What you should do – Search the data for the word "concentration" and copy every line where it occurs.
>> begin Material to process
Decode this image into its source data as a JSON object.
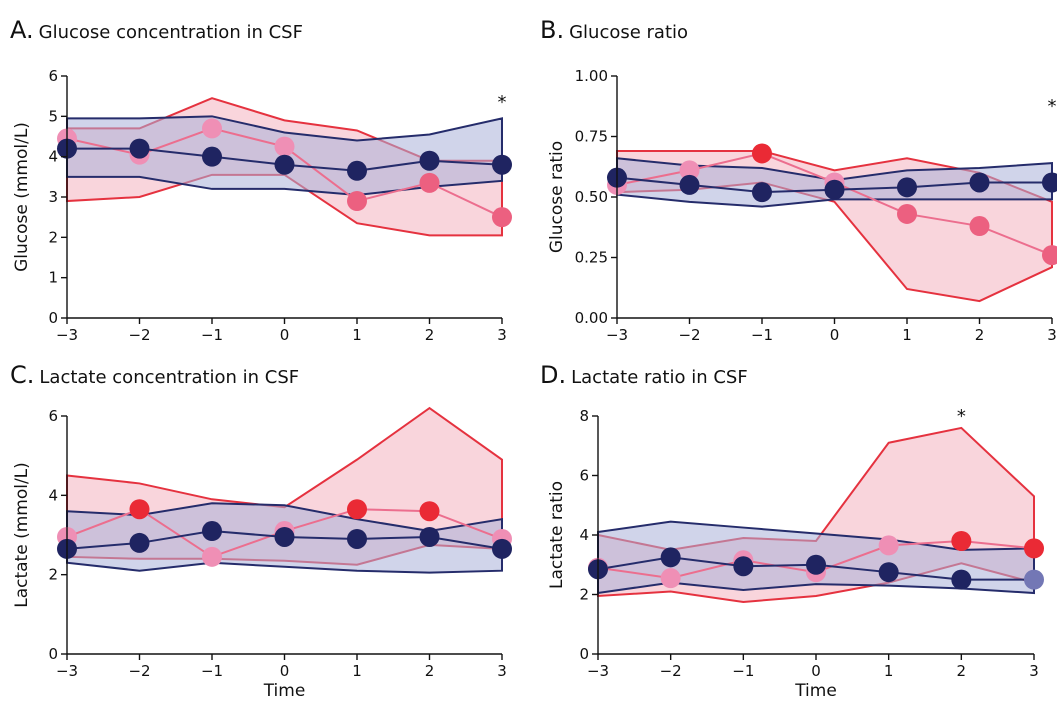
{
  "colors": {
    "series_a_line": "#e5323f",
    "series_a_fill": "#f7c5cf",
    "series_a_median_line": "#ec6e8e",
    "series_a_dot_light": "#ef8fb5",
    "series_a_dot_mid": "#ec6080",
    "series_a_dot_strong": "#ea2a35",
    "series_b_line": "#252c6b",
    "series_b_fill": "#a9b0d8",
    "series_b_dot": "#1f2461"
  },
  "chart_data": [
    {
      "id": "A",
      "type": "line",
      "title_letter": "A.",
      "title": "Glucose concentration in CSF",
      "xlabel": "",
      "ylabel": "Glucose (mmol/L)",
      "xlim": [
        -3,
        3
      ],
      "ylim": [
        0,
        6
      ],
      "x": [
        -3,
        -2,
        -1,
        0,
        1,
        2,
        3
      ],
      "xticks": [
        -3,
        -2,
        -1,
        0,
        1,
        2,
        3
      ],
      "xtick_labels": [
        "−3",
        "−2",
        "−1",
        "0",
        "1",
        "2",
        "3"
      ],
      "yticks": [
        0,
        1,
        2,
        3,
        4,
        5,
        6
      ],
      "ytick_labels": [
        "0",
        "1",
        "2",
        "3",
        "4",
        "5",
        "6"
      ],
      "annotations": [
        {
          "text": "*",
          "x": 3,
          "y": 5.5
        }
      ],
      "series": [
        {
          "median": [
            4.45,
            4.05,
            4.7,
            4.25,
            2.9,
            3.35,
            2.5
          ],
          "upper": [
            4.7,
            4.7,
            5.45,
            4.9,
            4.65,
            3.9,
            3.9
          ],
          "lower": [
            2.9,
            3.0,
            3.55,
            3.55,
            2.35,
            2.05,
            2.05
          ],
          "dot_tones": [
            "light",
            "light",
            "light",
            "light",
            "mid",
            "mid",
            "mid"
          ]
        },
        {
          "median": [
            4.2,
            4.2,
            4.0,
            3.8,
            3.65,
            3.9,
            3.8
          ],
          "upper": [
            4.95,
            4.95,
            5.0,
            4.6,
            4.4,
            4.55,
            4.95
          ],
          "lower": [
            3.5,
            3.5,
            3.2,
            3.2,
            3.05,
            3.25,
            3.4
          ],
          "dot_tones": [
            "dark",
            "dark",
            "dark",
            "dark",
            "dark",
            "dark",
            "dark"
          ]
        }
      ]
    },
    {
      "id": "B",
      "type": "line",
      "title_letter": "B.",
      "title": "Glucose ratio",
      "xlabel": "",
      "ylabel": "Glucose ratio",
      "xlim": [
        -3,
        3
      ],
      "ylim": [
        0,
        1
      ],
      "x": [
        -3,
        -2,
        -1,
        0,
        1,
        2,
        3
      ],
      "xticks": [
        -3,
        -2,
        -1,
        0,
        1,
        2,
        3
      ],
      "xtick_labels": [
        "−3",
        "−2",
        "−1",
        "0",
        "1",
        "2",
        "3"
      ],
      "yticks": [
        0,
        0.25,
        0.5,
        0.75,
        1.0
      ],
      "ytick_labels": [
        "0.00",
        "0.25",
        "0.50",
        "0.75",
        "1.00"
      ],
      "annotations": [
        {
          "text": "*",
          "x": 3,
          "y": 0.9
        }
      ],
      "series": [
        {
          "median": [
            0.55,
            0.61,
            0.68,
            0.56,
            0.43,
            0.38,
            0.26
          ],
          "upper": [
            0.69,
            0.69,
            0.69,
            0.61,
            0.66,
            0.6,
            0.48
          ],
          "lower": [
            0.52,
            0.53,
            0.56,
            0.48,
            0.12,
            0.07,
            0.21
          ],
          "dot_tones": [
            "light",
            "light",
            "strong",
            "light",
            "mid",
            "mid",
            "mid"
          ]
        },
        {
          "median": [
            0.58,
            0.55,
            0.52,
            0.53,
            0.54,
            0.56,
            0.56
          ],
          "upper": [
            0.66,
            0.63,
            0.62,
            0.57,
            0.61,
            0.62,
            0.64
          ],
          "lower": [
            0.51,
            0.48,
            0.46,
            0.49,
            0.49,
            0.49,
            0.49
          ],
          "dot_tones": [
            "dark",
            "dark",
            "dark",
            "dark",
            "dark",
            "dark",
            "dark"
          ]
        }
      ]
    },
    {
      "id": "C",
      "type": "line",
      "title_letter": "C.",
      "title": "Lactate concentration in CSF",
      "xlabel": "Time",
      "ylabel": "Lactate (mmol/L)",
      "xlim": [
        -3,
        3
      ],
      "ylim": [
        0,
        6
      ],
      "x": [
        -3,
        -2,
        -1,
        0,
        1,
        2,
        3
      ],
      "xticks": [
        -3,
        -2,
        -1,
        0,
        1,
        2,
        3
      ],
      "xtick_labels": [
        "−3",
        "−2",
        "−1",
        "0",
        "1",
        "2",
        "3"
      ],
      "yticks": [
        0,
        2,
        4,
        6
      ],
      "ytick_labels": [
        "0",
        "2",
        "4",
        "6"
      ],
      "annotations": [],
      "series": [
        {
          "median": [
            2.95,
            3.65,
            2.45,
            3.1,
            3.65,
            3.6,
            2.9
          ],
          "upper": [
            4.5,
            4.3,
            3.9,
            3.7,
            4.9,
            6.2,
            4.9
          ],
          "lower": [
            2.45,
            2.4,
            2.4,
            2.35,
            2.25,
            2.75,
            2.65
          ],
          "dot_tones": [
            "light",
            "strong",
            "light",
            "light",
            "strong",
            "strong",
            "light"
          ]
        },
        {
          "median": [
            2.65,
            2.8,
            3.1,
            2.95,
            2.9,
            2.95,
            2.65
          ],
          "upper": [
            3.6,
            3.5,
            3.8,
            3.75,
            3.4,
            3.1,
            3.4
          ],
          "lower": [
            2.3,
            2.1,
            2.3,
            2.2,
            2.1,
            2.05,
            2.1
          ],
          "dot_tones": [
            "dark",
            "dark",
            "dark",
            "dark",
            "dark",
            "dark",
            "dark"
          ]
        }
      ]
    },
    {
      "id": "D",
      "type": "line",
      "title_letter": "D.",
      "title": "Lactate ratio in CSF",
      "xlabel": "Time",
      "ylabel": "Lactate ratio",
      "xlim": [
        -3,
        3
      ],
      "ylim": [
        0,
        8
      ],
      "x": [
        -3,
        -2,
        -1,
        0,
        1,
        2,
        3
      ],
      "xticks": [
        -3,
        -2,
        -1,
        0,
        1,
        2,
        3
      ],
      "xtick_labels": [
        "−3",
        "−2",
        "−1",
        "0",
        "1",
        "2",
        "3"
      ],
      "yticks": [
        0,
        2,
        4,
        6,
        8
      ],
      "ytick_labels": [
        "0",
        "2",
        "4",
        "6",
        "8"
      ],
      "annotations": [
        {
          "text": "*",
          "x": 2,
          "y": 8.2
        }
      ],
      "series": [
        {
          "median": [
            2.9,
            2.55,
            3.15,
            2.75,
            3.65,
            3.8,
            3.55
          ],
          "upper": [
            4.0,
            3.5,
            3.9,
            3.8,
            7.1,
            7.6,
            5.3
          ],
          "lower": [
            1.95,
            2.1,
            1.75,
            1.95,
            2.4,
            3.05,
            2.4
          ],
          "dot_tones": [
            "light",
            "light",
            "light",
            "light",
            "light",
            "strong",
            "strong"
          ]
        },
        {
          "median": [
            2.85,
            3.25,
            2.95,
            3.0,
            2.75,
            2.5,
            2.5
          ],
          "upper": [
            4.1,
            4.45,
            4.25,
            4.05,
            3.85,
            3.5,
            3.55
          ],
          "lower": [
            2.05,
            2.4,
            2.15,
            2.35,
            2.3,
            2.2,
            2.05
          ],
          "dot_tones": [
            "dark",
            "dark",
            "dark",
            "dark",
            "dark",
            "dark",
            "mid_blue"
          ]
        }
      ]
    }
  ]
}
>> end Material to process
Response to the task –
      "title": "Glucose concentration in CSF",
      "title": "Lactate concentration in CSF",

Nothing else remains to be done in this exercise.